---------- Stored rows ----------

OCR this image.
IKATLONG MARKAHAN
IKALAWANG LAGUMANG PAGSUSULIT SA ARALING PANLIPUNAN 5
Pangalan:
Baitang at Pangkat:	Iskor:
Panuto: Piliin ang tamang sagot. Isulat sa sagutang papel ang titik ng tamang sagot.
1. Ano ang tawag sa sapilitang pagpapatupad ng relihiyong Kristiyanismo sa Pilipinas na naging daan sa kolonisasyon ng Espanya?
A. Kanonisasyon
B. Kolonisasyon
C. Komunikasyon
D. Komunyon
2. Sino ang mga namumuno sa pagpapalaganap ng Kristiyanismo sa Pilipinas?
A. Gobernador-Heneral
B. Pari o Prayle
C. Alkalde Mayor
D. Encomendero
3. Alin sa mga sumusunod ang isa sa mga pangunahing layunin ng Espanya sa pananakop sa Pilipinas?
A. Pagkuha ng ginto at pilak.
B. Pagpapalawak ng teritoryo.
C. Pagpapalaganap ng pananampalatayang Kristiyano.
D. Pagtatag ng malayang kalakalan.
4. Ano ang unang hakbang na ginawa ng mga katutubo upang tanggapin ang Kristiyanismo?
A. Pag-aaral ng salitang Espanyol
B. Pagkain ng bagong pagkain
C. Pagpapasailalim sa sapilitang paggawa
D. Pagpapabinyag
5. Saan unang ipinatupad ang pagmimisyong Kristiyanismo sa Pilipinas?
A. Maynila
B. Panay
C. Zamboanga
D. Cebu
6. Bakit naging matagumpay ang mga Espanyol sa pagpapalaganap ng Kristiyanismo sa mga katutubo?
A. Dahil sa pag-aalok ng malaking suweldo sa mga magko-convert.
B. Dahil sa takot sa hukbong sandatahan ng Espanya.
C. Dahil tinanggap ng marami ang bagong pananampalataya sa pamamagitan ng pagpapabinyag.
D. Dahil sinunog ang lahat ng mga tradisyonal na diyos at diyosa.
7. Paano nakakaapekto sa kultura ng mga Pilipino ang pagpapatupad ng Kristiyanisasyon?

----------

#### Short problem:
From the listing above, copy every line that holds the string "Dahil".

#### Written response:
A. Dahil sa pag-aalok ng malaking suweldo sa mga magko-convert.
B. Dahil sa takot sa hukbong sandatahan ng Espanya.
C. Dahil tinanggap ng marami ang bagong pananampalataya sa pamamagitan ng pagpapabinyag.
D. Dahil sinunog ang lahat ng mga tradisyonal na diyos at diyosa.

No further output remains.